**Excerpt to read**:
# Smoked Mashed Potatoes



## jzampier

Might be a bit "overboard" as my wife would say but what does she know....lol. Take russets, peel and quarter. Then COLD smoke them, and go about the normal way. Will boiling them take the smoke out ya think? I guess you could cold smoke them after you boil them but don't want them to dry out. Is my wife right?  Please tell me no, ha


----------



## so ms smoker

That's something I never tried. Do some of both and let us know how it comes out! Don't forget the q-view!

  Mike


----------



## chef jimmyj

Here is a Recipe from one of the Greatest Chefs in the country for Smoked Mashed Potatoes...JJ

http://www.nytimes.com/2004/04/28/d...&en=6738e0755d87ce23&ei=5007&partner=USERLAND


----------



## superdave

Is there a reason why a person couldn't make mashed potatoes and then brown the top in the smoker?


----------



## jirodriguez

I would almost just toss the whole taters on the smoker, cook them in the skins, cut in half spoon out the insides into a bowl, and mash with butter, cream, etc. Could even save the skins and melt some cheese, green onions, and bacon bits on them for snacks!


----------



## jp61

JIRodriguez said:


> I would almost just toss the whole taters on the smoker, cook them in the skins, cut in half spoon out the insides into a bowl, and mash with butter, cream, etc. Could even save the skins and melt some cheese, green onions, and bacon bits on them for snacks!


----------



## ekameleon

You could also simply cold smoke some butter, milk or cream and use it to do the mashes.


----------



## ibbones

SuperDave said:


> Is there a reason why a person couldn't make mashed potatoes and then brown the top in the smoker?

**Requirements**: Copy the part of the smoked mashed potatoes thread that opens with the words containing "## jzampier" and closes with "forget the q-view!", swapping "russets" for "red potatoes".

**Data excerpts**:
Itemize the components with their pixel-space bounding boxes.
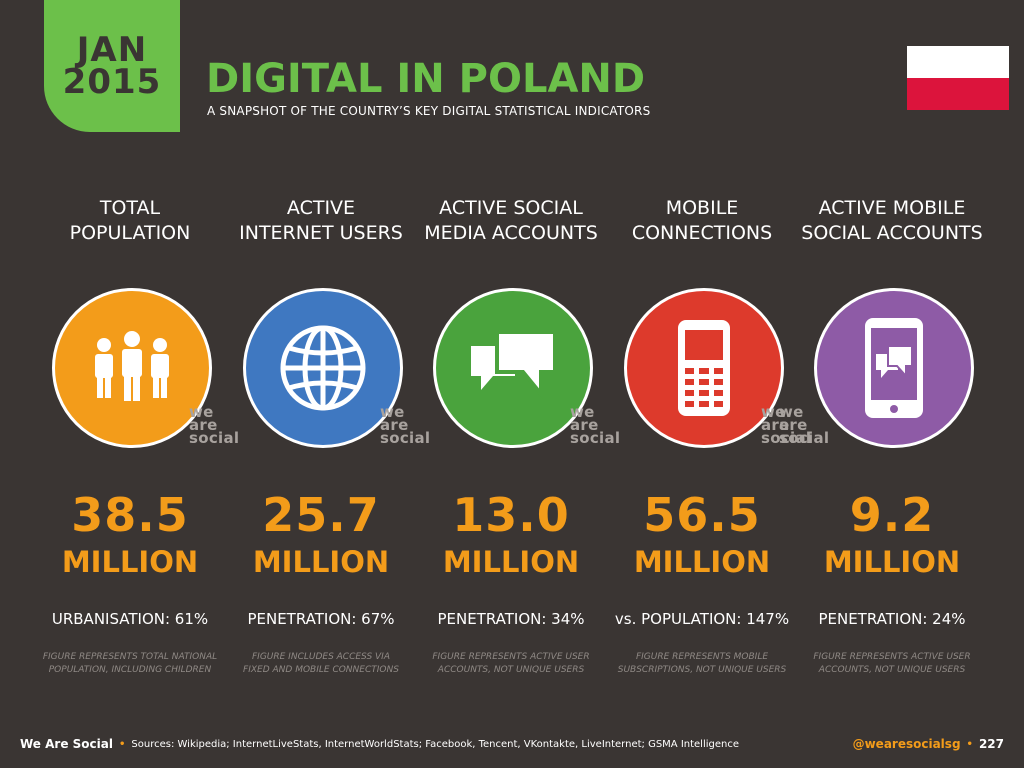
stat-note: FIGURE REPRESENTS ACTIVE USER ACCOUNTS, … bbox=[813, 652, 971, 675]
stat-value: 9.2 bbox=[849, 488, 935, 542]
stat-unit: MILLION bbox=[252, 545, 390, 579]
stat-unit: MILLION bbox=[442, 545, 580, 579]
stat-label: MOBILE CONNECTIONS bbox=[631, 197, 773, 244]
page-title: DIGITAL IN POLAND bbox=[206, 56, 646, 102]
stat-detail: PENETRATION: 67% bbox=[247, 610, 395, 628]
stat-detail: PENETRATION: 24% bbox=[818, 610, 966, 628]
speech-bubbles-icon bbox=[433, 288, 593, 448]
we-are-social-watermark: we are social bbox=[189, 403, 240, 447]
footer-brand: We Are Social bbox=[20, 737, 113, 751]
stat-note: FIGURE REPRESENTS TOTAL NATIONAL POPULAT… bbox=[42, 652, 218, 675]
stat-value: 13.0 bbox=[452, 488, 570, 542]
date-badge: JAN 2015 bbox=[44, 0, 180, 132]
footer-separator: • bbox=[966, 738, 973, 750]
stat-unit: MILLION bbox=[823, 545, 961, 579]
poland-flag-icon bbox=[907, 46, 1009, 110]
stat-value: 38.5 bbox=[71, 488, 189, 542]
badge-year: 2015 bbox=[62, 62, 162, 102]
stat-column-mobile-social: ACTIVE MOBILE SOCIAL ACCOUNTS we are socia… bbox=[779, 0, 987, 700]
we-are-social-watermark: we are social bbox=[779, 403, 830, 447]
footer-sources: Sources: Wikipedia; InternetLiveStats, I… bbox=[131, 738, 740, 750]
we-are-social-watermark: we are social bbox=[761, 403, 812, 447]
stat-label: ACTIVE INTERNET USERS bbox=[239, 197, 403, 244]
stat-note: FIGURE REPRESENTS ACTIVE USER ACCOUNTS, … bbox=[432, 652, 590, 675]
footer: We Are Social • Sources: Wikipedia; Inte… bbox=[20, 734, 1004, 754]
page-subtitle: A SNAPSHOT OF THE COUNTRY’S KEY DIGITAL … bbox=[207, 104, 651, 118]
people-icon bbox=[52, 288, 212, 448]
stat-column-mobile-connections: MOBILE CONNECTIONS we are social 56.5 MILL… bbox=[607, 0, 811, 700]
stat-value: 56.5 bbox=[643, 488, 761, 542]
stat-unit: MILLION bbox=[61, 545, 199, 579]
footer-handle[interactable]: @wearesocialsg bbox=[852, 737, 961, 751]
stat-label: TOTAL POPULATION bbox=[69, 197, 191, 244]
stat-detail: PENETRATION: 34% bbox=[437, 610, 585, 628]
stat-note: FIGURE INCLUDES ACCESS VIA FIXED AND MOB… bbox=[243, 652, 399, 675]
stat-unit: MILLION bbox=[633, 545, 771, 579]
we-are-social-watermark: we are social bbox=[380, 403, 431, 447]
stat-detail: vs. POPULATION: 147% bbox=[614, 610, 790, 628]
stat-column-internet-users: ACTIVE INTERNET USERS we are social 25.7 M… bbox=[226, 0, 430, 700]
stat-label: ACTIVE MOBILE SOCIAL ACCOUNTS bbox=[801, 197, 983, 244]
stat-column-population: TOTAL POPULATION we are social 38.5 MILLIO… bbox=[35, 0, 239, 700]
stat-label: ACTIVE SOCIAL MEDIA ACCOUNTS bbox=[424, 197, 598, 244]
smartphone-chat-icon bbox=[814, 288, 974, 448]
flag-white-stripe bbox=[907, 46, 1009, 78]
flag-red-stripe bbox=[907, 78, 1009, 110]
stat-value: 25.7 bbox=[262, 488, 380, 542]
stat-column-social-media: ACTIVE SOCIAL MEDIA ACCOUNTS we are social… bbox=[416, 0, 620, 700]
stat-note: FIGURE REPRESENTS MOBILE SUBSCRIPTIONS, … bbox=[617, 652, 787, 675]
badge-month: JAN bbox=[76, 29, 148, 70]
stat-detail: URBANISATION: 61% bbox=[51, 610, 209, 628]
page-number: 227 bbox=[978, 737, 1004, 751]
globe-icon bbox=[243, 288, 403, 448]
we-are-social-watermark: we are social bbox=[570, 403, 621, 447]
mobile-phone-icon bbox=[624, 288, 784, 448]
footer-separator: • bbox=[118, 738, 126, 750]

**Answer to the problem**:
## jzampier

Might be a bit "overboard" as my wife would say but what does she know....lol. Take red potatoes, peel and quarter. Then COLD smoke them, and go about the normal way. Will boiling them take the smoke out ya think? I guess you could cold smoke them after you boil them but don't want them to dry out. Is my wife right?  Please tell me no, ha


----------



## so ms smoker

That's something I never tried. Do some of both and let us know how it comes out! Don't forget the q-view!